Requests →
(a) Print the passage of the thread about Microsoft funding app ports, starting at "The developer probably" and ending at "development.".
(b) In the thread about Microsoft funding app ports, what share of every purchase does LordIllidan say Microsoft gets?
(c) Pick up the thread about Microsoft funding app ports after its last sentence and write a continuation.

Quoted text →

This is par for the course, and something Microsoft did a lot when they
launched WP8.

------
LordIllidan
I don't see anything wrong with asking Microsoft to contribute. At this stage
in Windows Phone's lifetime, it's probably a win-win situation.

Developer covers some or all the development costs (to minimize the risk of
porting to a platform with significantly less users than iOS and Android)

Microsoft gets another app in their store - and seeing as they contributed,
they can probably also mandate a higher standard. They also get 30% of every
purchase.

The developer probably shouldn't have worded it like that though - keep the
financial stuff behind the scenes.

------
anu_gupta
Interesting to compare the reaction here with this

[https://news.ycombinator.com/item?id=6152491](https://news.ycombinator.com/item?id=6152491),
where someone thought it was insulting to be exposed to a request to fund
development.

------
tomorgan
I see it as a non-story. Even if that was what they meant to say (although
they seem to have changed their mind since), it's more of an observation of
Microsoft's practice of paying _established_ applications to port.

Besides, I'm not sure they're really want to become contractually obliged to
produce (and maintain?) a WP port...

------
boomlinde
I don't know why Microsoft would be the exclusion, but since I assume
Microsoft/Apple/Google will be the sole distributors of the software on their
respective platforms and also directly enjoy a share of the profits, it seems
entirely reasonable to ask them to invest in the development of the software.

Dataset rows →

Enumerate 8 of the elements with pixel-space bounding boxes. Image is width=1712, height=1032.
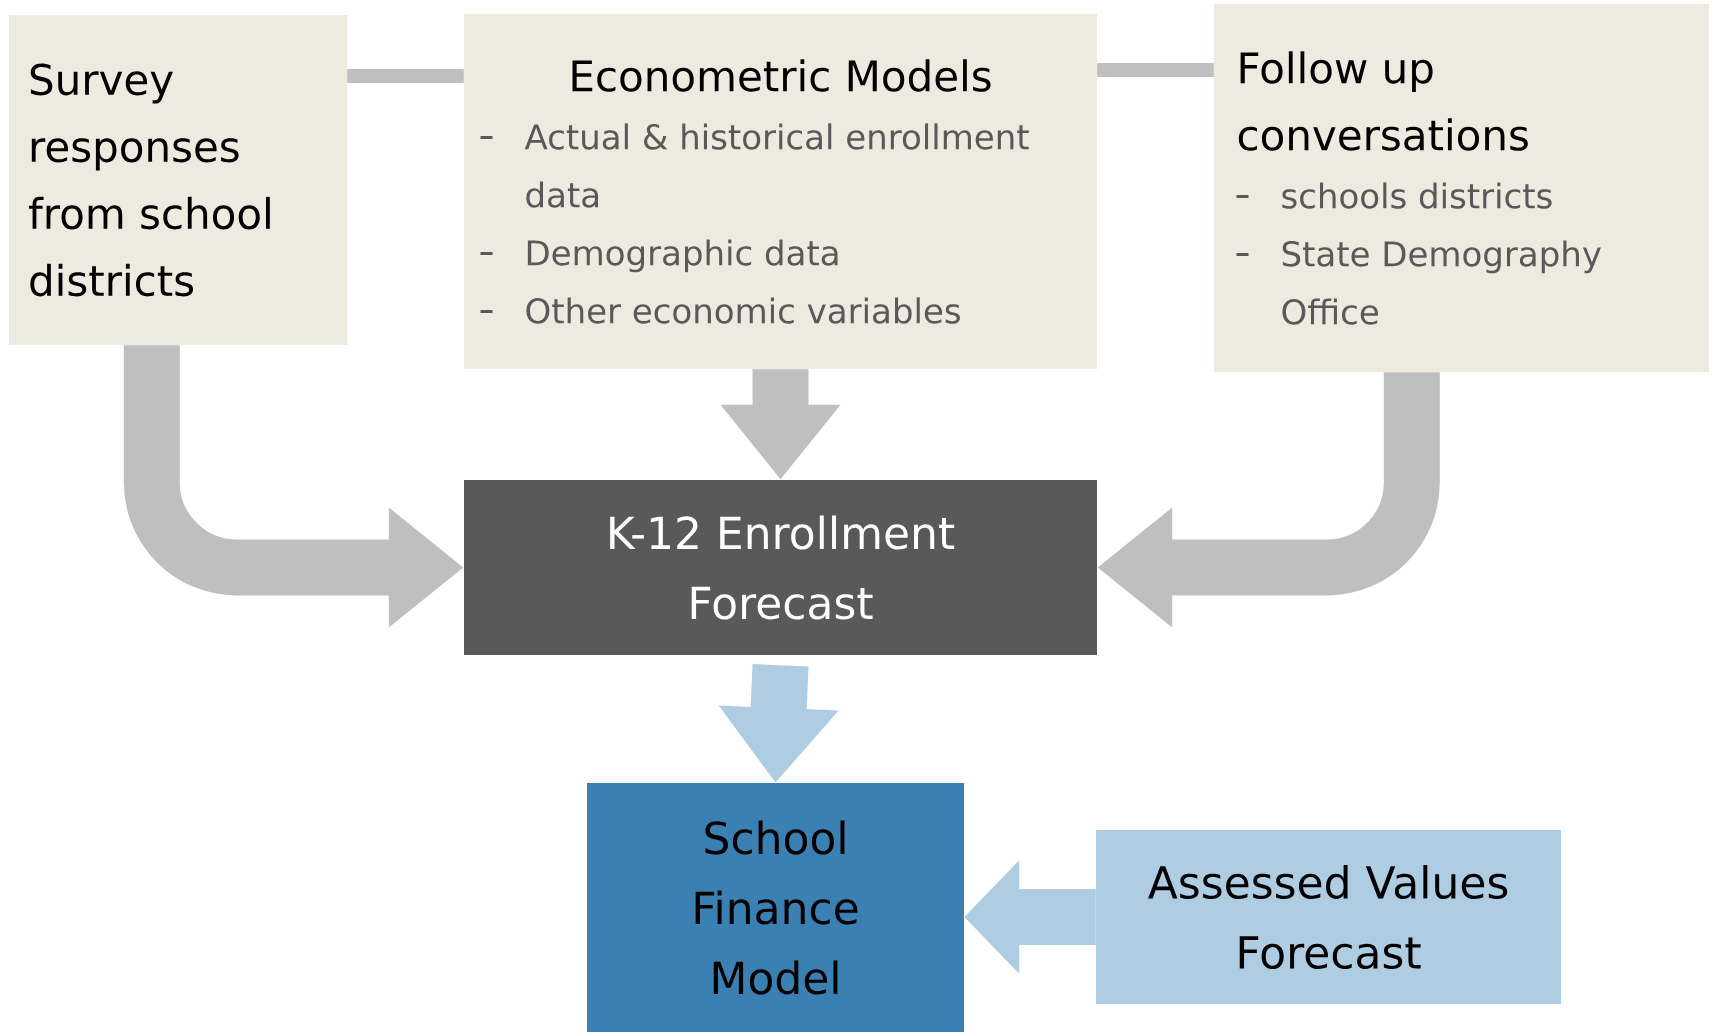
text-box: Survey responses from school districts: [9, 15, 347, 345]
connector-line: [1097, 63, 1214, 77]
text-box: Econometric Models Actual & historical enrollment data Demographic data Other economic variables: [464, 14, 1097, 369]
process-box: K-12 Enrollment Forecast: [464, 480, 1097, 655]
connector-line: [347, 69, 464, 83]
process-box: Assessed Values Forecast: [1096, 830, 1561, 1004]
process-box: School Finance Model: [587, 783, 964, 1032]
text-box: Follow up conversations schools districts State Demography Office: [1214, 4, 1709, 372]
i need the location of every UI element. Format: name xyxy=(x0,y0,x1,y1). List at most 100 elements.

Written responses →
(a)
The developer probably shouldn't have worded it like that though - keep the
financial stuff behind the scenes.

------
anu_gupta
Interesting to compare the reaction here with this

[https://news.ycombinator.com/item?id=6152491](https://news.ycombinator.com/item?id=6152491),
where someone thought it was insulting to be exposed to a request to fund
development.

(b) 30% of every purchase.

(c)
------
thom
If this is anyone else's attitude, the place to sign up is here:

[http://www.appcampus.fi/](http://www.appcampus.fi/)

------
karlkatzke
Fun fact: MS has spent more on W8 and Surface marketing than it has made on
the Surface. [http://www.geekwire.com/2013/microsoft-surface-
revenue-853-m...](http://www.geekwire.com/2013/microsoft-surface-
revenue-853-million/)

------
ianstallings
I don't see the problem. Most of us (mobile developers) don't have the
manpower, time, or the money to support the Windows platform. They have a very
small market share and their surface platform just tanked, big time.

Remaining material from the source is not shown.